Exercise objective -> Count the lines below that contain the word "operations", and reply with only that number.

Dataset records ->

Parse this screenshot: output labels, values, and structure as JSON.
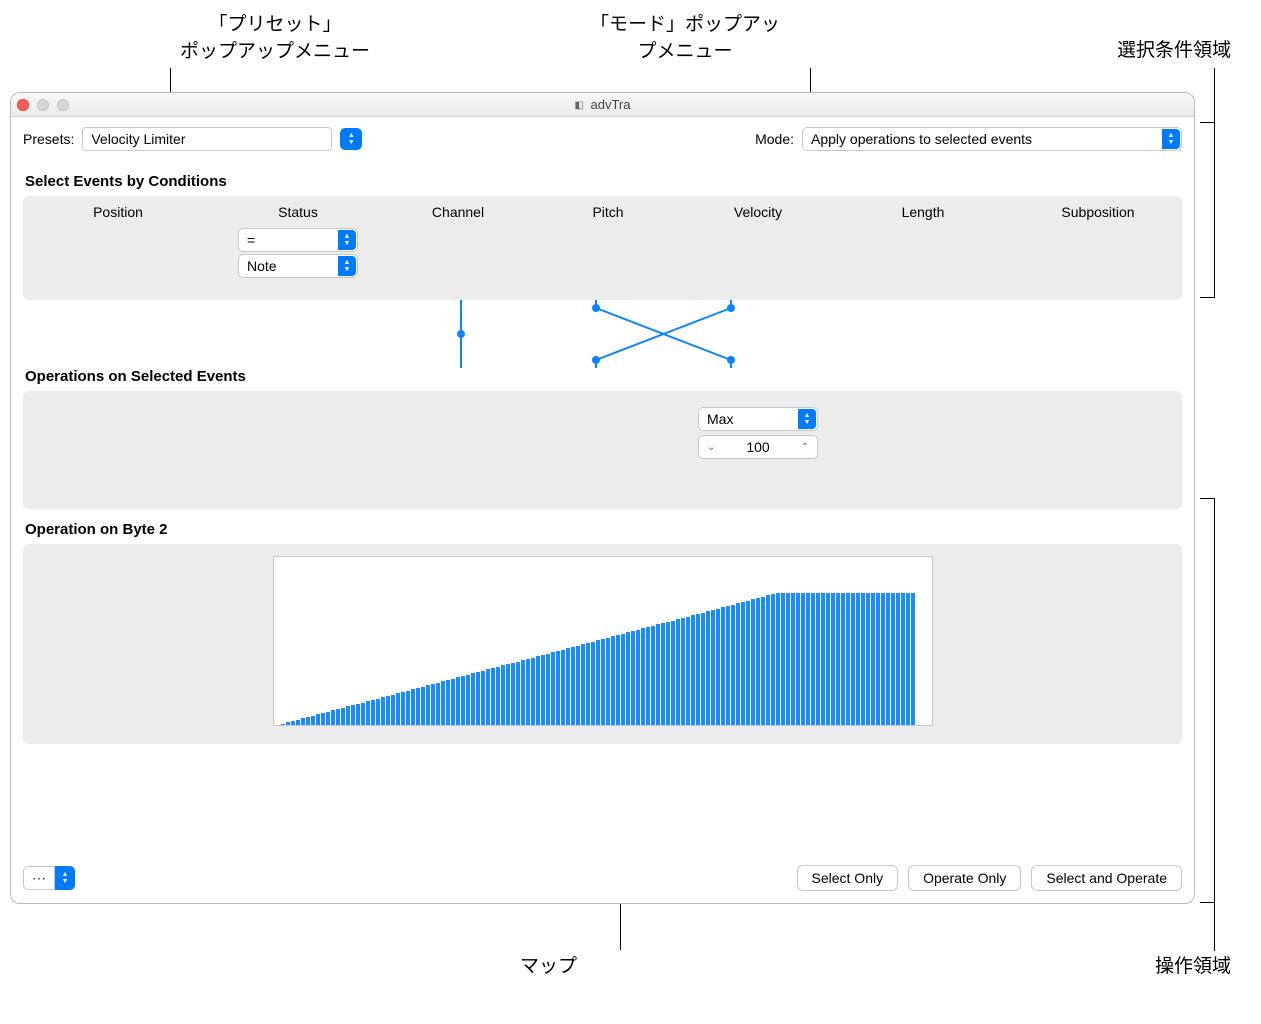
{
  "callouts": {
    "preset": "「プリセット」\nポップアップメニュー",
    "mode": "「モード」ポップアッ\nプメニュー",
    "select_area": "選択条件領域",
    "map": "マップ",
    "ops_area": "操作領域"
  },
  "window": {
    "title": "advTra"
  },
  "toolbar": {
    "presets_label": "Presets:",
    "presets_value": "Velocity Limiter",
    "mode_label": "Mode:",
    "mode_value": "Apply operations to selected events"
  },
  "sections": {
    "select_events": "Select Events by Conditions",
    "operations": "Operations on Selected Events",
    "byte2": "Operation on Byte 2"
  },
  "columns": {
    "position": "Position",
    "status": "Status",
    "channel": "Channel",
    "pitch": "Pitch",
    "velocity": "Velocity",
    "length": "Length",
    "subposition": "Subposition"
  },
  "conditions": {
    "status_op": "=",
    "status_val": "Note"
  },
  "operations": {
    "velocity_func": "Max",
    "velocity_value": "100"
  },
  "chart_data": {
    "type": "bar",
    "title": "",
    "xlabel": "",
    "ylabel": "",
    "x_range": [
      0,
      127
    ],
    "y_range": [
      0,
      127
    ],
    "description": "Velocity limiter map: output = min(input, 100)",
    "limit": 100,
    "series": [
      {
        "name": "Byte 2 map",
        "formula": "y = min(x, 100) for x in 0..127"
      }
    ]
  },
  "buttons": {
    "select_only": "Select Only",
    "operate_only": "Operate Only",
    "select_and_operate": "Select and Operate"
  }
}
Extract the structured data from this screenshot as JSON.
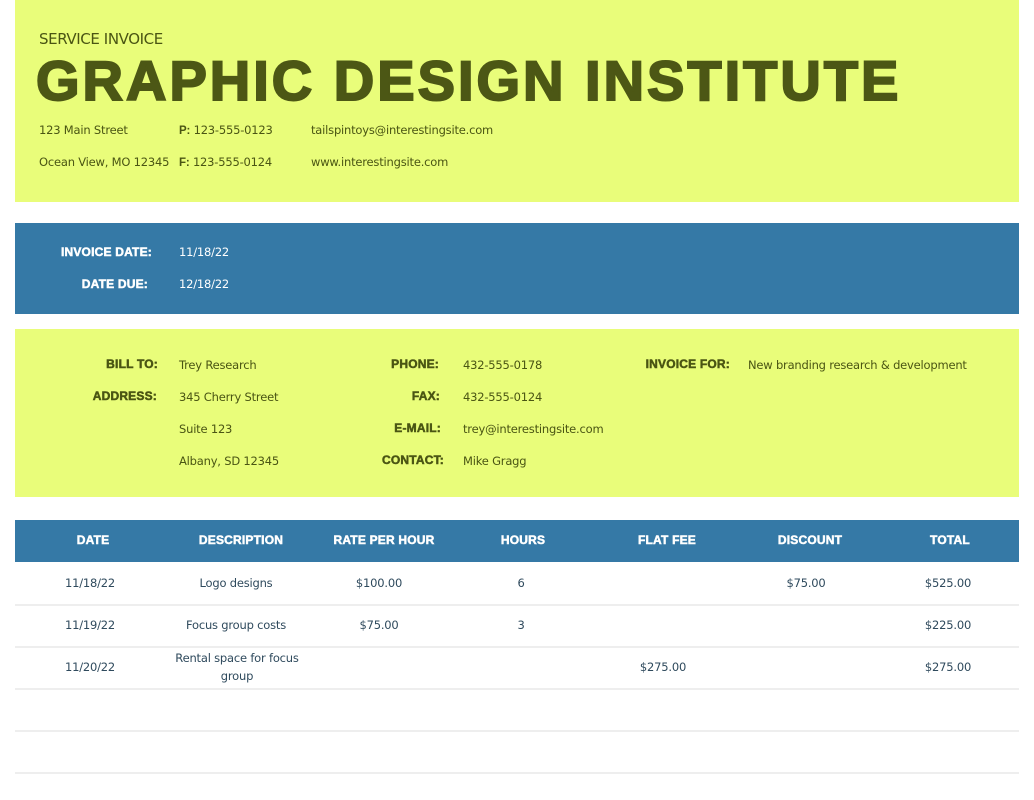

Response -> 3